Aim: Without including any images, repeat the data exactly.

═══ Working data

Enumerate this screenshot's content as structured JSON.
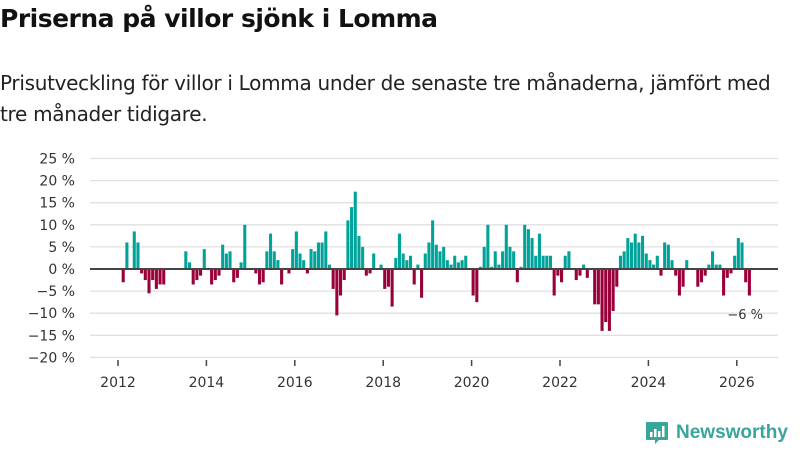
{
  "header": {
    "title": "Priserna på villor sjönk i Lomma",
    "subtitle": "Prisutveckling för villor i Lomma under de senaste tre månaderna, jämfört med tre månader tidigare."
  },
  "brand": {
    "name": "Newsworthy",
    "color": "#3aa59a"
  },
  "colors": {
    "positive": "#00a39a",
    "negative": "#9a0039",
    "grid": "#e0e0e0",
    "zero_line": "#444444"
  },
  "chart_data": {
    "type": "bar",
    "title": "Priserna på villor sjönk i Lomma",
    "subtitle": "Prisutveckling för villor i Lomma under de senaste tre månaderna, jämfört med tre månader tidigare.",
    "xlabel": "",
    "ylabel": "",
    "ylim": [
      -20,
      25
    ],
    "yticks": [
      25,
      20,
      15,
      10,
      5,
      0,
      -5,
      -10,
      -15,
      -20
    ],
    "ytick_labels": [
      "25 %",
      "20 %",
      "15 %",
      "10 %",
      "5 %",
      "0 %",
      "−5 %",
      "−10 %",
      "−15 %",
      "−20 %"
    ],
    "xticks": [
      "2012",
      "2014",
      "2016",
      "2018",
      "2020",
      "2022",
      "2024",
      "2026"
    ],
    "xlim": [
      "2011-07",
      "2026-12"
    ],
    "grid": true,
    "frequency": "monthly",
    "start": "2012-02",
    "unit": "%",
    "annotation": {
      "text": "−6 %",
      "refers_to": "last value"
    },
    "values": [
      -3,
      6,
      0,
      8.5,
      6,
      -1,
      -2.5,
      -5.5,
      -2.5,
      -4.5,
      -3.5,
      -3.5,
      null,
      null,
      null,
      null,
      null,
      4,
      1.5,
      -3.5,
      -2.5,
      -1.5,
      4.5,
      null,
      -3.5,
      -2.5,
      -1.5,
      5.5,
      3.5,
      4,
      -3,
      -2,
      1.5,
      10,
      null,
      null,
      -1,
      -3.5,
      -3,
      4,
      8,
      4,
      2,
      -3.5,
      null,
      -1,
      4.5,
      8.5,
      3.5,
      2,
      -1,
      4.5,
      4,
      6,
      6,
      8.5,
      1,
      -4.5,
      -10.5,
      -6,
      -2.5,
      11,
      14,
      17.5,
      7.5,
      5,
      -1.5,
      -1,
      3.5,
      0,
      1,
      -4.5,
      -4,
      -8.5,
      2.5,
      8,
      3.5,
      2,
      3,
      -3.5,
      1,
      -6.5,
      3.5,
      6,
      11,
      5.5,
      4,
      5,
      2,
      1,
      3,
      1.5,
      2,
      3,
      null,
      -6,
      -7.5,
      0.5,
      5,
      10,
      0.5,
      4,
      1,
      4,
      10,
      5,
      4,
      -3,
      0.5,
      10,
      9,
      7,
      3,
      8,
      3,
      3,
      3,
      -6,
      -1.5,
      -3,
      3,
      4,
      null,
      -2.5,
      -1.5,
      1,
      -2,
      null,
      -8,
      -8,
      -14,
      -12,
      -14,
      -9.5,
      -4,
      3,
      4,
      7,
      6,
      8,
      6,
      7.5,
      3.5,
      2,
      1,
      3,
      -1.5,
      6,
      5.5,
      2,
      -1.5,
      -6,
      -4,
      2,
      0,
      0,
      -4,
      -3,
      -1.5,
      1,
      4,
      1,
      1,
      -6,
      -2,
      -1,
      3,
      7,
      6,
      -3,
      -6
    ]
  }
}
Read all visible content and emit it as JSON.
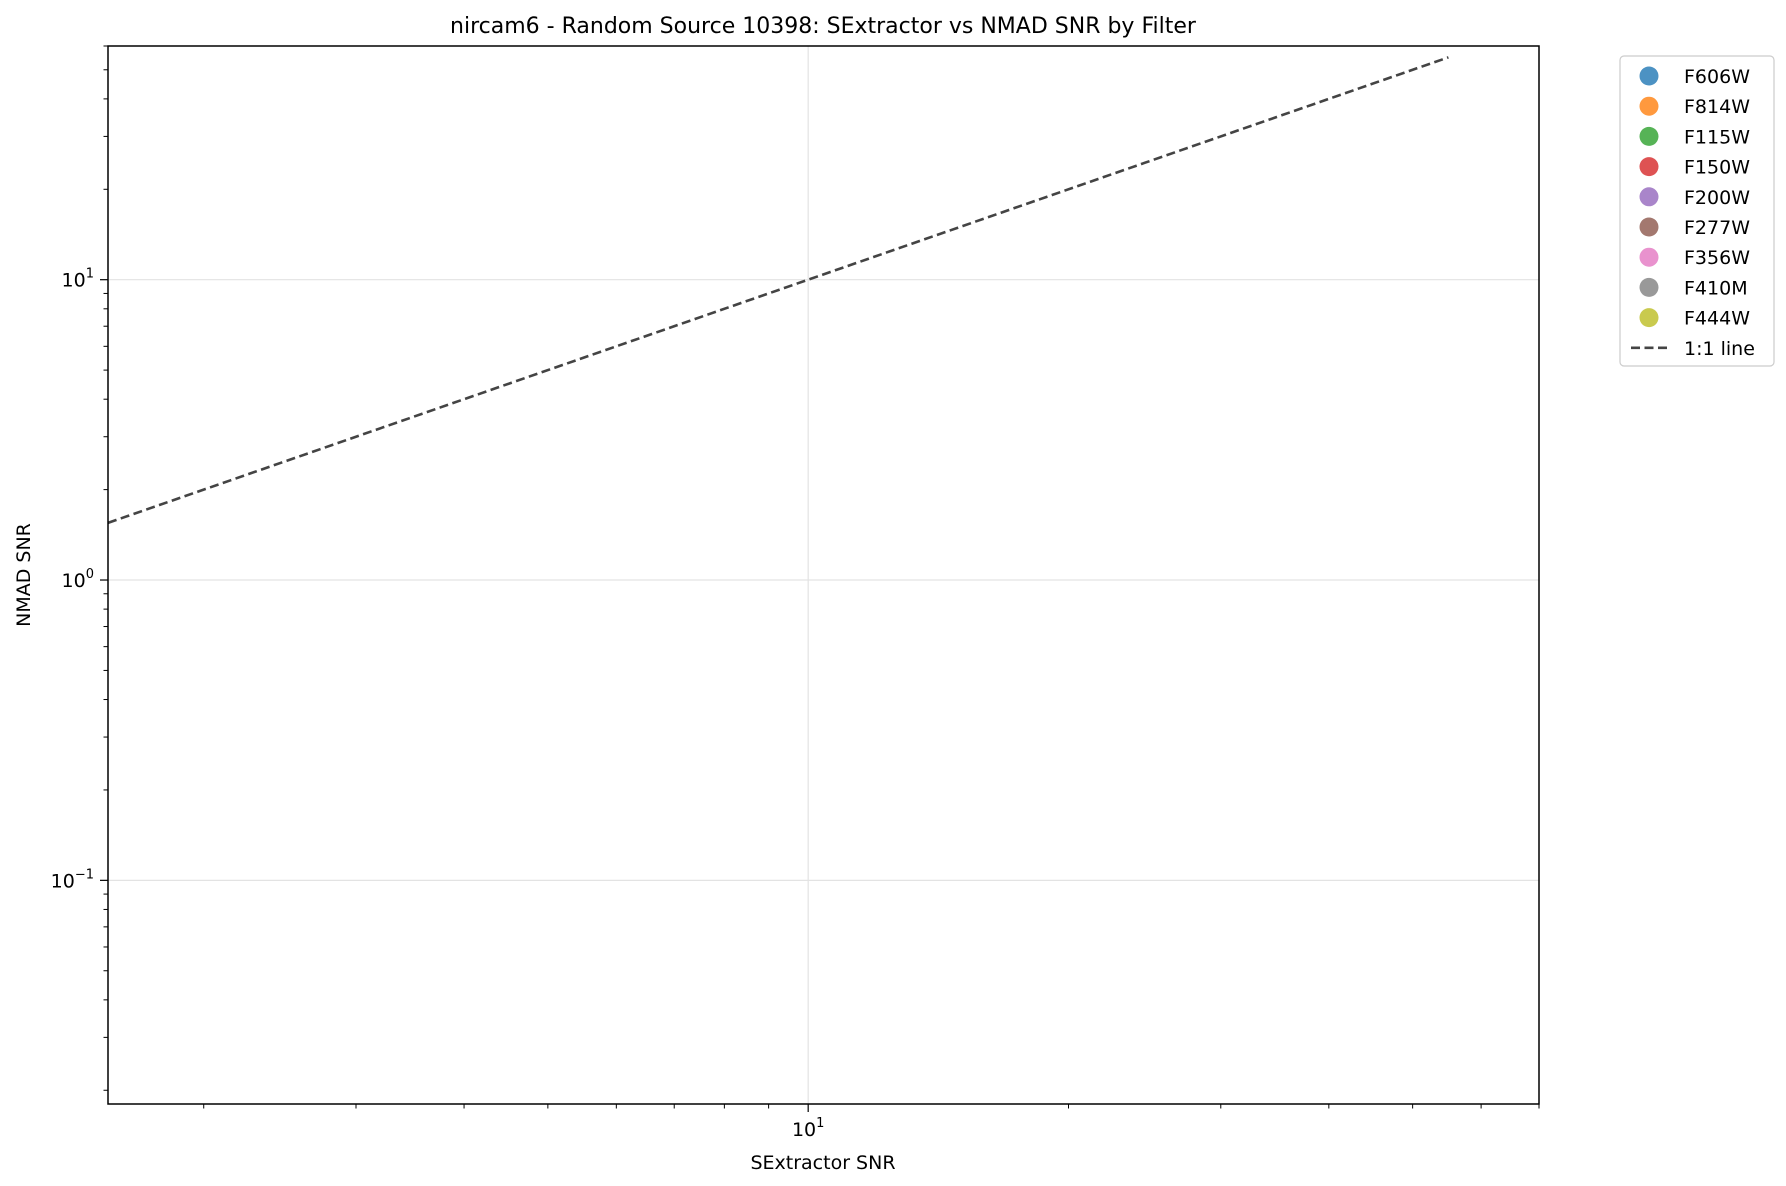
{
  "chart_data": {
    "type": "scatter",
    "title": "nircam6 - Random Source 10398: SExtractor vs NMAD SNR by Filter",
    "xlabel": "SExtractor SNR",
    "ylabel": "NMAD SNR",
    "xscale": "log",
    "yscale": "log",
    "xlim": [
      1.55,
      70
    ],
    "ylim": [
      0.018,
      60
    ],
    "grid": true,
    "legend_position": "outside-top-right",
    "x_major_ticks": [
      {
        "value": 10,
        "base": "10",
        "exp": "1"
      }
    ],
    "y_major_ticks": [
      {
        "value": 0.1,
        "base": "10",
        "exp": "−1"
      },
      {
        "value": 1,
        "base": "10",
        "exp": "0"
      },
      {
        "value": 10,
        "base": "10",
        "exp": "1"
      }
    ],
    "series": [
      {
        "name": "F606W",
        "color": "#1f77b4",
        "x": [],
        "y": []
      },
      {
        "name": "F814W",
        "color": "#ff7f0e",
        "x": [],
        "y": []
      },
      {
        "name": "F115W",
        "color": "#2ca02c",
        "x": [],
        "y": []
      },
      {
        "name": "F150W",
        "color": "#d62728",
        "x": [],
        "y": []
      },
      {
        "name": "F200W",
        "color": "#9467bd",
        "x": [],
        "y": []
      },
      {
        "name": "F277W",
        "color": "#8c564b",
        "x": [],
        "y": []
      },
      {
        "name": "F356W",
        "color": "#e377c2",
        "x": [],
        "y": []
      },
      {
        "name": "F410M",
        "color": "#7f7f7f",
        "x": [],
        "y": []
      },
      {
        "name": "F444W",
        "color": "#bcbd22",
        "x": [],
        "y": []
      }
    ],
    "reference_line": {
      "name": "1:1 line",
      "style": "dashed",
      "color": "#444444",
      "x": [
        1.55,
        55
      ],
      "y": [
        1.55,
        55
      ]
    }
  }
}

══════

Solution to this task:
Enumerate this screenshot's content as structured JSON.
{
  "header": {
    "title": "Priserna på villor sjönk i Lomma",
    "subtitle": "Prisutveckling för villor i Lomma under de senaste tre månaderna, jämfört med tre månader tidigare."
  },
  "brand": {
    "name": "Newsworthy",
    "color": "#3aa59a"
  },
  "colors": {
    "positive": "#00a39a",
    "negative": "#9a0039",
    "grid": "#e0e0e0",
    "zero_line": "#444444"
  },
  "chart_data": {
    "type": "bar",
    "title": "Priserna på villor sjönk i Lomma",
    "subtitle": "Prisutveckling för villor i Lomma under de senaste tre månaderna, jämfört med tre månader tidigare.",
    "xlabel": "",
    "ylabel": "",
    "ylim": [
      -20,
      25
    ],
    "yticks": [
      25,
      20,
      15,
      10,
      5,
      0,
      -5,
      -10,
      -15,
      -20
    ],
    "ytick_labels": [
      "25 %",
      "20 %",
      "15 %",
      "10 %",
      "5 %",
      "0 %",
      "−5 %",
      "−10 %",
      "−15 %",
      "−20 %"
    ],
    "xticks": [
      "2012",
      "2014",
      "2016",
      "2018",
      "2020",
      "2022",
      "2024",
      "2026"
    ],
    "xlim": [
      "2011-07",
      "2026-12"
    ],
    "grid": true,
    "frequency": "monthly",
    "start": "2012-02",
    "unit": "%",
    "annotation": {
      "text": "−6 %",
      "refers_to": "last value"
    },
    "values": [
      -3,
      6,
      0,
      8.5,
      6,
      -1,
      -2.5,
      -5.5,
      -2.5,
      -4.5,
      -3.5,
      -3.5,
      null,
      null,
      null,
      null,
      null,
      4,
      1.5,
      -3.5,
      -2.5,
      -1.5,
      4.5,
      null,
      -3.5,
      -2.5,
      -1.5,
      5.5,
      3.5,
      4,
      -3,
      -2,
      1.5,
      10,
      null,
      null,
      -1,
      -3.5,
      -3,
      4,
      8,
      4,
      2,
      -3.5,
      null,
      -1,
      4.5,
      8.5,
      3.5,
      2,
      -1,
      4.5,
      4,
      6,
      6,
      8.5,
      1,
      -4.5,
      -10.5,
      -6,
      -2.5,
      11,
      14,
      17.5,
      7.5,
      5,
      -1.5,
      -1,
      3.5,
      0,
      1,
      -4.5,
      -4,
      -8.5,
      2.5,
      8,
      3.5,
      2,
      3,
      -3.5,
      1,
      -6.5,
      3.5,
      6,
      11,
      5.5,
      4,
      5,
      2,
      1,
      3,
      1.5,
      2,
      3,
      null,
      -6,
      -7.5,
      0.5,
      5,
      10,
      0.5,
      4,
      1,
      4,
      10,
      5,
      4,
      -3,
      0.5,
      10,
      9,
      7,
      3,
      8,
      3,
      3,
      3,
      -6,
      -1.5,
      -3,
      3,
      4,
      null,
      -2.5,
      -1.5,
      1,
      -2,
      null,
      -8,
      -8,
      -14,
      -12,
      -14,
      -9.5,
      -4,
      3,
      4,
      7,
      6,
      8,
      6,
      7.5,
      3.5,
      2,
      1,
      3,
      -1.5,
      6,
      5.5,
      2,
      -1.5,
      -6,
      -4,
      2,
      0,
      0,
      -4,
      -3,
      -1.5,
      1,
      4,
      1,
      1,
      -6,
      -2,
      -1,
      3,
      7,
      6,
      -3,
      -6
    ]
  }
}
Read all visible content and emit it as JSON.
{
  "chart_data": {
    "type": "scatter",
    "title": "nircam6 - Random Source 10398: SExtractor vs NMAD SNR by Filter",
    "xlabel": "SExtractor SNR",
    "ylabel": "NMAD SNR",
    "xscale": "log",
    "yscale": "log",
    "xlim": [
      1.55,
      70
    ],
    "ylim": [
      0.018,
      60
    ],
    "grid": true,
    "legend_position": "outside-top-right",
    "x_major_ticks": [
      {
        "value": 10,
        "base": "10",
        "exp": "1"
      }
    ],
    "y_major_ticks": [
      {
        "value": 0.1,
        "base": "10",
        "exp": "−1"
      },
      {
        "value": 1,
        "base": "10",
        "exp": "0"
      },
      {
        "value": 10,
        "base": "10",
        "exp": "1"
      }
    ],
    "series": [
      {
        "name": "F606W",
        "color": "#1f77b4",
        "x": [],
        "y": []
      },
      {
        "name": "F814W",
        "color": "#ff7f0e",
        "x": [],
        "y": []
      },
      {
        "name": "F115W",
        "color": "#2ca02c",
        "x": [],
        "y": []
      },
      {
        "name": "F150W",
        "color": "#d62728",
        "x": [],
        "y": []
      },
      {
        "name": "F200W",
        "color": "#9467bd",
        "x": [],
        "y": []
      },
      {
        "name": "F277W",
        "color": "#8c564b",
        "x": [],
        "y": []
      },
      {
        "name": "F356W",
        "color": "#e377c2",
        "x": [],
        "y": []
      },
      {
        "name": "F410M",
        "color": "#7f7f7f",
        "x": [],
        "y": []
      },
      {
        "name": "F444W",
        "color": "#bcbd22",
        "x": [],
        "y": []
      }
    ],
    "reference_line": {
      "name": "1:1 line",
      "style": "dashed",
      "color": "#444444",
      "x": [
        1.55,
        55
      ],
      "y": [
        1.55,
        55
      ]
    }
  }
}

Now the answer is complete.